### DIRECTION:
Select from the records below every line that has the word "Eastern" in it.

### Items from a dataset:
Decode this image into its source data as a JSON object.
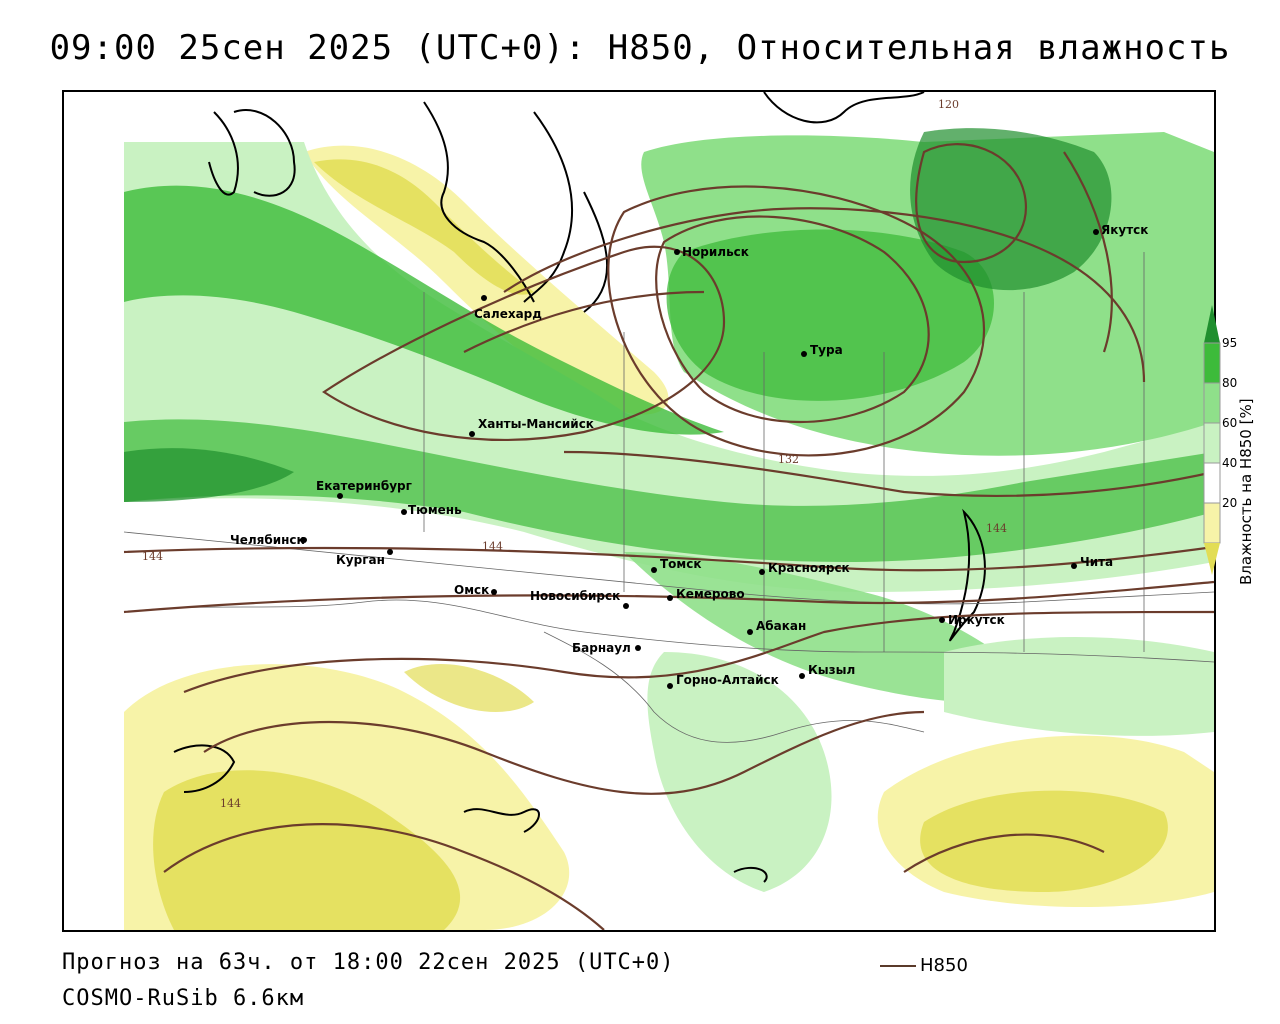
{
  "title": "09:00 25сен 2025 (UTC+0): H850, Относительная влажность",
  "forecast_line": "Прогноз на 63ч. от 18:00 22сен 2025 (UTC+0)",
  "model_line": "COSMO-RuSib 6.6км",
  "legend": {
    "contour_label": "H850",
    "contour_color": "#5a3a2a"
  },
  "colorbar": {
    "title": "Влажность на H850 [%]",
    "ticks": [
      "95",
      "80",
      "60",
      "40",
      "20"
    ],
    "colors": [
      "#1f8f2e",
      "#3dbb3a",
      "#8fe08a",
      "#c9f2c2",
      "#ffffff",
      "#f7f3a8",
      "#e2dd55"
    ]
  },
  "contour_labels": [
    "120",
    "132",
    "144",
    "144",
    "144",
    "144"
  ],
  "cities": [
    {
      "name": "Норильск"
    },
    {
      "name": "Якутск"
    },
    {
      "name": "Салехард"
    },
    {
      "name": "Тура"
    },
    {
      "name": "Ханты-Мансийск"
    },
    {
      "name": "Екатеринбург"
    },
    {
      "name": "Тюмень"
    },
    {
      "name": "Челябинск"
    },
    {
      "name": "Курган"
    },
    {
      "name": "Омск"
    },
    {
      "name": "Новосибирск"
    },
    {
      "name": "Томск"
    },
    {
      "name": "Кемерово"
    },
    {
      "name": "Красноярск"
    },
    {
      "name": "Абакан"
    },
    {
      "name": "Барнаул"
    },
    {
      "name": "Горно-Алтайск"
    },
    {
      "name": "Кызыл"
    },
    {
      "name": "Иркутск"
    },
    {
      "name": "Чита"
    }
  ]
}
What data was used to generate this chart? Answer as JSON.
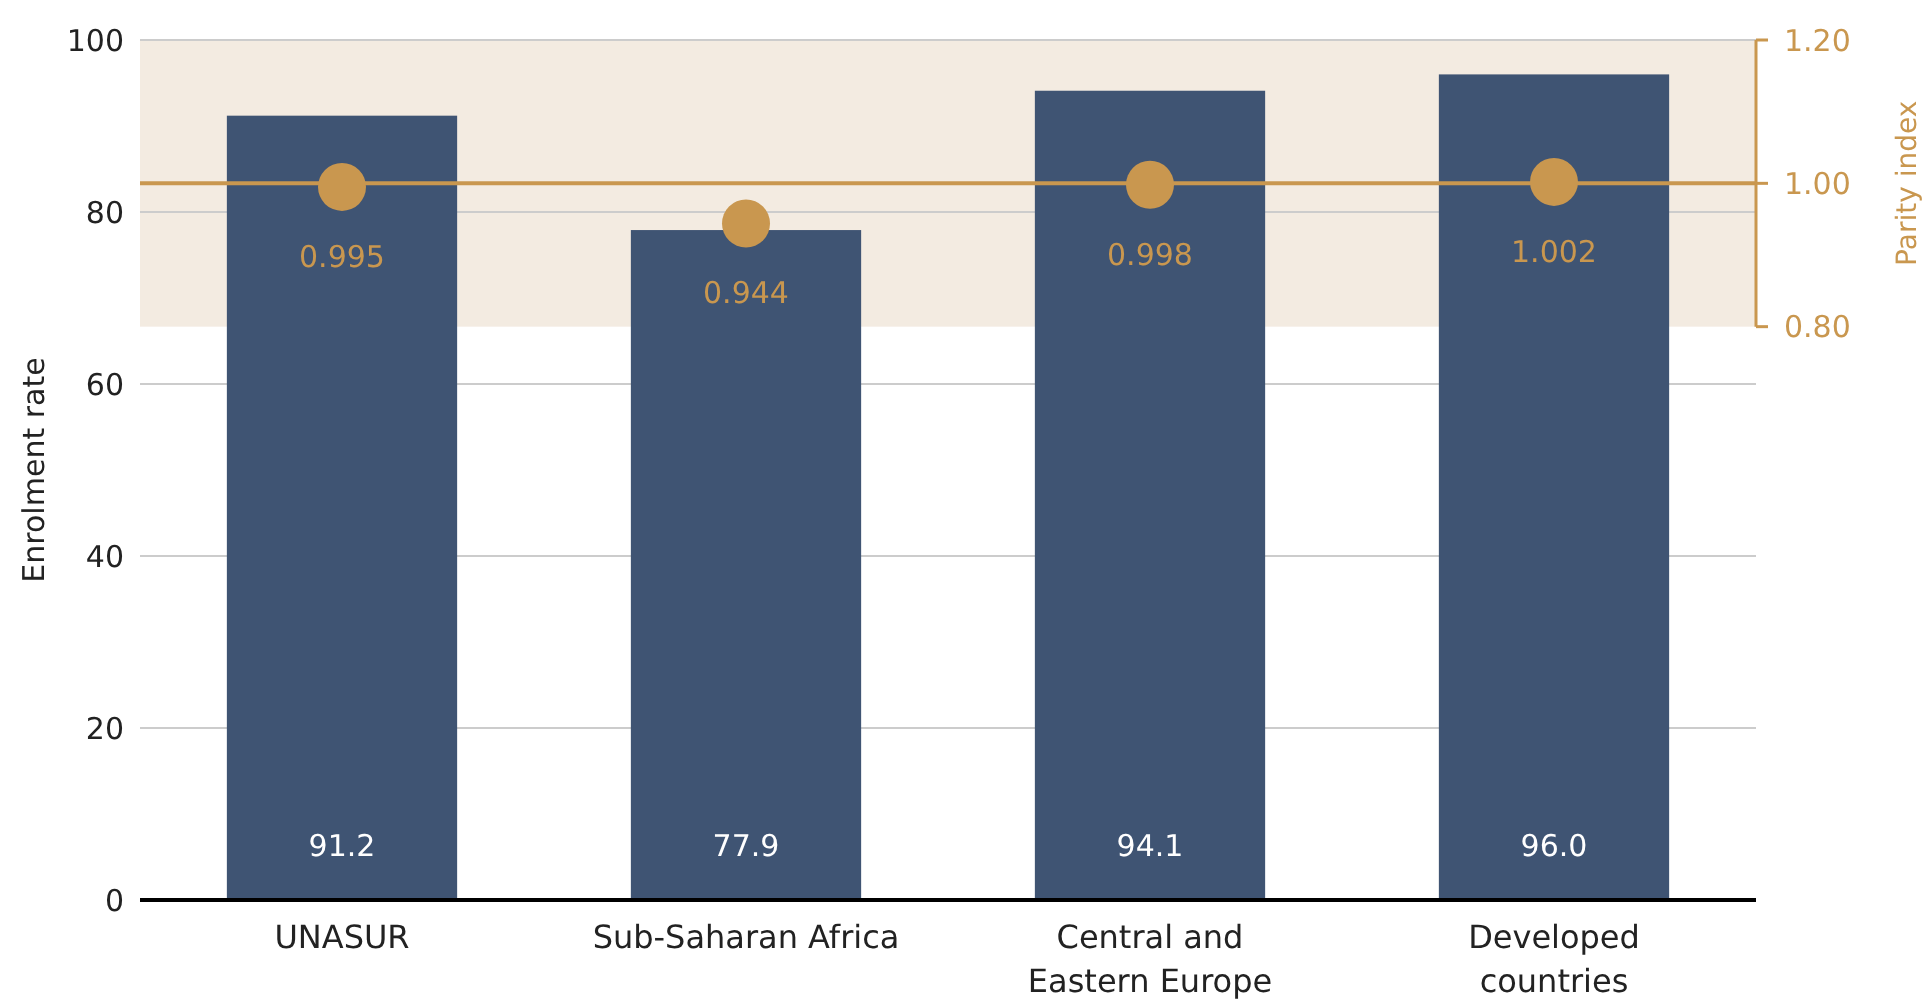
{
  "chart_data": {
    "type": "bar",
    "categories": [
      "UNASUR",
      "Sub-Saharan Africa",
      "Central and Eastern Europe",
      "Developed countries"
    ],
    "series": [
      {
        "color": "#3f5473",
        "values": [
          91.2,
          77.9,
          94.1,
          96.0
        ],
        "value_labels": [
          "91.2",
          "77.9",
          "94.1",
          "96.0"
        ]
      },
      {
        "type": "scatter",
        "axis": "y2",
        "color": "#c9974f",
        "x": [
          "UNASUR",
          "Sub-Saharan Africa",
          "Central and Eastern Europe",
          "Developed countries"
        ],
        "values": [
          0.995,
          0.944,
          0.998,
          1.002
        ],
        "value_labels": [
          "0.995",
          "0.944",
          "0.998",
          "1.002"
        ]
      }
    ],
    "ylabel": "Enrolment rate",
    "y2label": "Parity index",
    "ylim": [
      0,
      100
    ],
    "yticks": [
      0,
      20,
      40,
      60,
      80,
      100
    ],
    "y2lim": [
      0,
      1.2
    ],
    "y2ticks": [
      {
        "value": 0.8,
        "label": "0.80"
      },
      {
        "value": 1.0,
        "label": "1.00"
      },
      {
        "value": 1.2,
        "label": "1.20"
      }
    ],
    "bands": [
      {
        "axis": "y2",
        "from": 0.8,
        "to": 1.2,
        "color": "#f3ebe1"
      }
    ],
    "ref_lines": [
      {
        "axis": "y2",
        "value": 1.0,
        "color": "#c9974f"
      }
    ],
    "grid": "y",
    "marker": "circle"
  }
}
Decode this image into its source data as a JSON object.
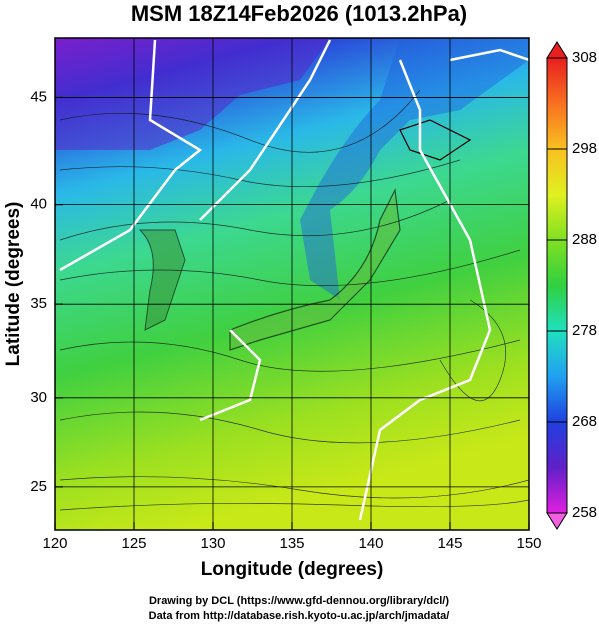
{
  "title": "MSM 18Z14Feb2026 (1013.2hPa)",
  "x_axis": {
    "label": "Longitude (degrees)",
    "lim": [
      120,
      150
    ],
    "ticks": [
      120,
      125,
      130,
      135,
      140,
      145,
      150
    ]
  },
  "y_axis": {
    "label": "Latitude  (degrees)",
    "lim": [
      22.5,
      47.6
    ],
    "ticks": [
      25,
      30,
      35,
      40,
      45
    ]
  },
  "colorbar": {
    "lim": [
      258,
      308
    ],
    "ticks": [
      258,
      268,
      278,
      288,
      298,
      308
    ]
  },
  "credits": [
    "Drawing by DCL (https://www.gfd-dennou.org/library/dcl/)",
    "Data from http://database.rish.kyoto-u.ac.jp/arch/jmadata/"
  ]
}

### SOLUTION FOR THIS EXERCISE:
      "Central and Eastern Europe",
          "Central and Eastern Europe",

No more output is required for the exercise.